-- Start of Quoted passage --

But San Francisco officials, who own the Hetch Hetchy system, have fought the idea ferociously.

“San Francisco voters overwhelmingly rejected the idea of draining Hetch Hetchy Reservoir in 2012, because it was a terrible idea. It’s still a terrible idea today,” said San Francisco City Attorney Dennis Herrera.  “As California struggles to deal with recurring droughts and climate change, the last thing we should be doing is draining the main water supply for more than 2.6 million San Francisco Bay Area residents, which also generates clean, greenhouse-gas-free hydroelectric power.”

A diagram of the Hetch Hetchy Regional Water System, which provides water to Palo Alto and other cities in the Bay Area. (San Francisco Public Utilities Commission)
A diagram of the Hetch Hetchy Regional Water System, which provides water to Palo Alto, Hayward, San Francisco and other cities in the Bay Area. (San Francisco Public Utilities Commission) 

Hetch Hetchy water serves residents in four Bay Area counties, San Francisco, San Mateo, Santa Clara and Southern Alameda. Residents drink it in 26 cities and water districts — from San Francisco to Palo Alto to north San Jose to Hayward, Fremont and Union City.

Captured in old photographs and paintings, Hetch Hetchy Valley was a scenic landscape that rivaled nearby Yosemite Valley before Congress approved construction of O’Shaughnessy Dam in 1913, submerging the valley under 300 feet of water.

View across Hetch Hetchy Valley, early 1900s, from the southwestern end, showing the Tuolumne River flowing through the lower portion of the valley prior to damming. (National Park Service)
View across Hetch Hetchy Valley, early 1900s, from the southwestern end, showing the Tuolumne River flowing through the lower portion of the valley prior to damming. (National Park Service) 

At the time, San Francisco leaders argued they needed a more reliable water source following the fires that burned large sections of the city after the 1906 earthquake. Conservation groups battled the plan fiercely, noting that no dam had ever been built inside a national park. The fight to save the valley was the final battle of Sierra Club founder John Muir’s life. And the valley’s submersion has haunted many environmentalists in the century ever since.

Restore Hetch Hetchy argues that if the lake, which holds 360,000 acre feet of water — twice the capacity of Los Vaqueros Reservoir in Contra Costa County and four times the capacity of Anderson Reservoir in Santa Clara County — were drained, water could still be taken from the Tuolumne River and stored in other reservoirs instead. Among them: Don Pedro nearby, and several of the Hetch Hetchy system’s reservoirs in the Bay Area.

-- End of Quoted passage --
-- Start of Data provided --

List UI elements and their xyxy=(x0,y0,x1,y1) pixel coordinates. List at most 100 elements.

-- End of Data provided --
-- Start of Data provided --

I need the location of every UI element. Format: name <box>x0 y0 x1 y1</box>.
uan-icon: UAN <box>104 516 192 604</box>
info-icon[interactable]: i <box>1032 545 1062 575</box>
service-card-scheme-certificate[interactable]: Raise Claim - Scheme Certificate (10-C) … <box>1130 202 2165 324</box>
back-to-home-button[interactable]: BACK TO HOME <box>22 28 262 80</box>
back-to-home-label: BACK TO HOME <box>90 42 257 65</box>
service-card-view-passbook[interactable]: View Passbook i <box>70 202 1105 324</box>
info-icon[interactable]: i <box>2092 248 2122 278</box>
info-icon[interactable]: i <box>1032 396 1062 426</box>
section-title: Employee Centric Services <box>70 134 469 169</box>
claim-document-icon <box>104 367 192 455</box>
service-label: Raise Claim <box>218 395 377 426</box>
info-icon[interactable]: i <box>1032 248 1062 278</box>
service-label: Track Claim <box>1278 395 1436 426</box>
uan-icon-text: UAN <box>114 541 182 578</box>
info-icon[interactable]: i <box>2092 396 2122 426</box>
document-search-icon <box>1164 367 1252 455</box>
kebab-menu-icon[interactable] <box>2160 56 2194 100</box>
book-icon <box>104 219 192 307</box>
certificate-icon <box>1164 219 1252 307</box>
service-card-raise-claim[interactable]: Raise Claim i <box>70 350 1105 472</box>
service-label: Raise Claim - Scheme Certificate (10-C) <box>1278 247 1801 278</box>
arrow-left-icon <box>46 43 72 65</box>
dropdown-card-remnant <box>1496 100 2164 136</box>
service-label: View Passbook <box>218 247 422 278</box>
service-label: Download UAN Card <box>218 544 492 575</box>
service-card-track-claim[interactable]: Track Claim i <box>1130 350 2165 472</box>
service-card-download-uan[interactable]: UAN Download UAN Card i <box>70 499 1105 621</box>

-- End of Data provided --

▶ Challenge A
In the Hetch Hetchy passage, what year did Congress approve construction of O'Shaughnessy Dam?
▶ Challenge B
Reproduce the stretch of the records from the line containing "I need the location" through the line containing "service-card-download-uan[interactable]: UAN Download".
The text and the records come from separate, unrelated sources.

▶ Exercise result A
1913

▶ Exercise result B
I need the location of every UI element. Format: name <box>x0 y0 x1 y1</box>.
uan-icon: UAN <box>104 516 192 604</box>
info-icon[interactable]: i <box>1032 545 1062 575</box>
service-card-scheme-certificate[interactable]: Raise Claim - Scheme Certificate (10-C) … <box>1130 202 2165 324</box>
back-to-home-button[interactable]: BACK TO HOME <box>22 28 262 80</box>
back-to-home-label: BACK TO HOME <box>90 42 257 65</box>
service-card-view-passbook[interactable]: View Passbook i <box>70 202 1105 324</box>
info-icon[interactable]: i <box>2092 248 2122 278</box>
info-icon[interactable]: i <box>1032 396 1062 426</box>
section-title: Employee Centric Services <box>70 134 469 169</box>
claim-document-icon <box>104 367 192 455</box>
service-label: Raise Claim <box>218 395 377 426</box>
info-icon[interactable]: i <box>1032 248 1062 278</box>
service-label: Track Claim <box>1278 395 1436 426</box>
uan-icon-text: UAN <box>114 541 182 578</box>
info-icon[interactable]: i <box>2092 396 2122 426</box>
document-search-icon <box>1164 367 1252 455</box>
kebab-menu-icon[interactable] <box>2160 56 2194 100</box>
book-icon <box>104 219 192 307</box>
certificate-icon <box>1164 219 1252 307</box>
service-card-raise-claim[interactable]: Raise Claim i <box>70 350 1105 472</box>
service-label: Raise Claim - Scheme Certificate (10-C) <box>1278 247 1801 278</box>
arrow-left-icon <box>46 43 72 65</box>
dropdown-card-remnant <box>1496 100 2164 136</box>
service-label: View Passbook <box>218 247 422 278</box>
service-label: Download UAN Card <box>218 544 492 575</box>
service-card-track-claim[interactable]: Track Claim i <box>1130 350 2165 472</box>
service-card-download-uan[interactable]: UAN Download UAN Card i <box>70 499 1105 621</box>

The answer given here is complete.